**What the exercise asks**
Copy out the data below verbatim.

**Dataset rows**
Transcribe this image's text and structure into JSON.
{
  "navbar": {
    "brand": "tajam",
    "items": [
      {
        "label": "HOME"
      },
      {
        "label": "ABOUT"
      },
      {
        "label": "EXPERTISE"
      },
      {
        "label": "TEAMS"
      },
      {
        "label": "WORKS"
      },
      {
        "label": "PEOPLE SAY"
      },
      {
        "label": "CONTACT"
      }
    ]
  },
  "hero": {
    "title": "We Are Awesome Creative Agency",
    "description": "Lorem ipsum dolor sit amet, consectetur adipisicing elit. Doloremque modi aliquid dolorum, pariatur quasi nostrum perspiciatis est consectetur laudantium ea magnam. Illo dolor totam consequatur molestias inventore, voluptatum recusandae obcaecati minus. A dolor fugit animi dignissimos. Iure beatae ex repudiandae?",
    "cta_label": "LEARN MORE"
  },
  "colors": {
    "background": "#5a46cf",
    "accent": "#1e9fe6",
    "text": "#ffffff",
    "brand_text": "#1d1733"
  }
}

**The response**
Transcribe this image's text and structure into JSON.
{
  "navbar": {
    "brand": "tajam",
    "items": [
      {
        "label": "HOME"
      },
      {
        "label": "ABOUT"
      },
      {
        "label": "EXPERTISE"
      },
      {
        "label": "TEAMS"
      },
      {
        "label": "WORKS"
      },
      {
        "label": "PEOPLE SAY"
      },
      {
        "label": "CONTACT"
      }
    ]
  },
  "hero": {
    "title": "We Are Awesome Creative Agency",
    "description": "Lorem ipsum dolor sit amet, consectetur adipisicing elit. Doloremque modi aliquid dolorum, pariatur quasi nostrum perspiciatis est consectetur laudantium ea magnam. Illo dolor totam consequatur molestias inventore, voluptatum recusandae obcaecati minus. A dolor fugit animi dignissimos. Iure beatae ex repudiandae?",
    "cta_label": "LEARN MORE"
  },
  "colors": {
    "background": "#5a46cf",
    "accent": "#1e9fe6",
    "text": "#ffffff",
    "brand_text": "#1d1733"
  }
}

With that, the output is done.